• [Required work]:
A) Why did Channel 4 drop its plans for the second national digital radio multiplex, according to the extract on UK digital radio? Answer in one to three sentences.
B) Print the part of the extract on UK digital radio that opens with the words containing "But people were" and closes with "standalone DAB services.".

— start Page extract —

It was fine as far as it went, but the fact is that with few television choices, there was limited appeal for subscribers, so unsurprisingly BT announced the end of the service in 2007. The phone was reasonably decent though – at least as a phone with a DAB radio built in! (We’ve yet to see another phone come with DAB since then – although there are reports that LG might release a device).
It was also around this time that Ofcom decided to licence the second national digital radio multiplex for the first time. There were two bidders – 4 Digital*, a consortium led by the public sector broadcaster Channel 4, and National Grid Wireless. The 4 Digital bid was considered much more attractive and it was duly awarded the licence with planned new services including the flagship Channel 4 Radio (described as a Radio 4 competitor!), E4 Radio, Sky News Radio amongst others. But Channel 4 had over-expanded in television, and was having financial difficulties. So in 2008 it scrapped its plans to launch despite having won the licence. Ofcom was not happy, and although they held onto the frequencies, it took quite a few years before they could be persuaded to try licencing the mux once more.
So by 2008 with BT Movio having closed, and GCap (formed from the merger of GWR and Capital Radio) pulling off the platform, space had been freed up and was available. Few seemed interested in national DAB. The mux owners would broadcast Birdsong as a holding station when capacity wasn’t being fully utilised. And the mux was bought outright by Arqiva, the transmission provider that had become the defacto sole supplier in the UK having bought up its rivals.
But people were still buying DAB sets, and notably Absolute Radio, under new ownership and rebranded from Virgin Radio, jumped in at about this point. It first launched Absolute 80s and later Absolute Radio 90s on the national mux. It also played around with station labels when it first bought Premier League rights, and created Absolute Radio Extra.
All the while DAB penetration and listening had been creeping up, and more transmitters had been built. DAB was now working. Absolute 80s became the biggest commercial digital only station, and importantly it was sold on a network basis – advertisers buying across the whole suite of Absolute brands. There were fewer brands that existed solely as standalone DAB services.

— end Page extract —
— start Information supplied —

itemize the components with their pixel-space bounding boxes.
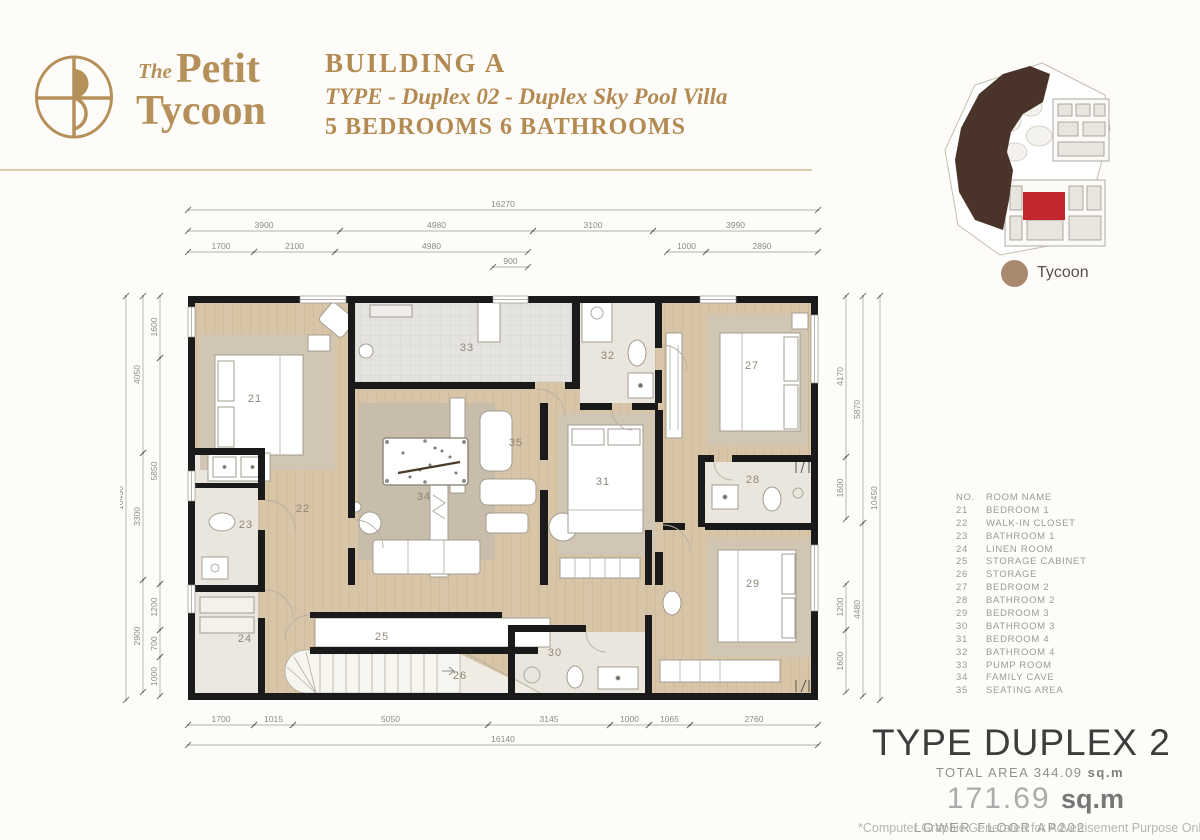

— end Information supplied —

• [Answers to the exercise]:
A) Channel 4 had over-expanded in television and was having financial difficulties. So in 2008 it scrapped its plans to launch, even though it had won the licence.

B)
But people were still buying DAB sets, and notably Absolute Radio, under new ownership and rebranded from Virgin Radio, jumped in at about this point. It first launched Absolute 80s and later Absolute Radio 90s on the national mux. It also played around with station labels when it first bought Premier League rights, and created Absolute Radio Extra.
All the while DAB penetration and listening had been creeping up, and more transmitters had been built. DAB was now working. Absolute 80s became the biggest commercial digital only station, and importantly it was sold on a network basis – advertisers buying across the whole suite of Absolute brands. There were fewer brands that existed solely as standalone DAB services.